> _Task directions_
Pull out every line below holding the word "book".
┄┄┄┄┄┄┄┄┄┄
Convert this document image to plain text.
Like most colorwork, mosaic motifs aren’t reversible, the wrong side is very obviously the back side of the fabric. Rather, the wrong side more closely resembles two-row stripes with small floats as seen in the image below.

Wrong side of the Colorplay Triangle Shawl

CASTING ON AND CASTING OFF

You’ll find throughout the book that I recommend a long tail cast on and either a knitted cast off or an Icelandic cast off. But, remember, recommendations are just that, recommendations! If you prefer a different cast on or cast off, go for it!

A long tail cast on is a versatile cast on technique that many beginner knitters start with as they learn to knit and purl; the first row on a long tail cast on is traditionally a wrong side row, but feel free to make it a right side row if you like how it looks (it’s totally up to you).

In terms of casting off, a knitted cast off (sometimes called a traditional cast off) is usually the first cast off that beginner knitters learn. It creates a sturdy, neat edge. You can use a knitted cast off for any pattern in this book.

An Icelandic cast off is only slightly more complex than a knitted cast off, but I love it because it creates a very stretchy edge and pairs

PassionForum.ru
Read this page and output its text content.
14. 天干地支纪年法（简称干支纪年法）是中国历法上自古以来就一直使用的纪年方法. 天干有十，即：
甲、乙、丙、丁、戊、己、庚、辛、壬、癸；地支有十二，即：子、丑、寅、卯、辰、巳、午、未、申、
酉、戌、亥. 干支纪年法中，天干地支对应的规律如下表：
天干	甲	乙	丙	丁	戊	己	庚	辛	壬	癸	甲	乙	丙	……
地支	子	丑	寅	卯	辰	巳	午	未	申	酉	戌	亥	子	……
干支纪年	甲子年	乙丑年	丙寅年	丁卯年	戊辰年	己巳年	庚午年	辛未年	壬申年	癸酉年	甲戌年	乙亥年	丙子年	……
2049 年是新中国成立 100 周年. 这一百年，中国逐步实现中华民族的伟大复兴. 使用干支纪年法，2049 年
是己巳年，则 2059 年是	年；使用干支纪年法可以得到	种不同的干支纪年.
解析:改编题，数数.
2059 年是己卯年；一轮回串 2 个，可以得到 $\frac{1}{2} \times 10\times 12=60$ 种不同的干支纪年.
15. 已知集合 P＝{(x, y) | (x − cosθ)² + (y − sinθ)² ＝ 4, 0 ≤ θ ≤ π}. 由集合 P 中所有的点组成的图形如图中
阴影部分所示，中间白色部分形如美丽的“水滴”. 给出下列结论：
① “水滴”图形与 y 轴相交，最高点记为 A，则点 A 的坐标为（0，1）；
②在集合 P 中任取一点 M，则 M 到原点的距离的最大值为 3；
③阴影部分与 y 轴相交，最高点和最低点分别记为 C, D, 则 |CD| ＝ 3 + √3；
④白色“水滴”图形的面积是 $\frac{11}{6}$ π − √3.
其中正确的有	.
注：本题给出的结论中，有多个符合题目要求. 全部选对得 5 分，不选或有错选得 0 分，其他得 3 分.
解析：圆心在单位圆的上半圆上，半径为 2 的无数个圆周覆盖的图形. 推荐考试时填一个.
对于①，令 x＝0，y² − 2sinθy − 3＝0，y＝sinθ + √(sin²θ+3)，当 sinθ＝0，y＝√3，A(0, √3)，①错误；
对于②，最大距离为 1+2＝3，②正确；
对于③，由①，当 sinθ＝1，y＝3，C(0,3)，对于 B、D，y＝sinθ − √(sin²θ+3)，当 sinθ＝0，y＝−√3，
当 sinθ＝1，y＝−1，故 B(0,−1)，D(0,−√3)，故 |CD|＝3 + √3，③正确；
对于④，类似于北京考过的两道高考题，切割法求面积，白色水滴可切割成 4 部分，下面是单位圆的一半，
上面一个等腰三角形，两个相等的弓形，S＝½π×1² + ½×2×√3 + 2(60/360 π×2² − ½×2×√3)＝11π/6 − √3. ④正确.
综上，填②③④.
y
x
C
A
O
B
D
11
┄┄┄┄┄┄┄┄┄┄
> _Solution to this exercise_
You’ll find throughout the book that I recommend a long tail cast on and either a knitted cast off or an Icelandic cast off. But, remember, recommendations are just that, recommendations! If you prefer a different cast on or cast off, go for it!
In terms of casting off, a knitted cast off (sometimes called a traditional cast off) is usually the first cast off that beginner knitters learn. It creates a sturdy, neat edge. You can use a knitted cast off for any pattern in this book.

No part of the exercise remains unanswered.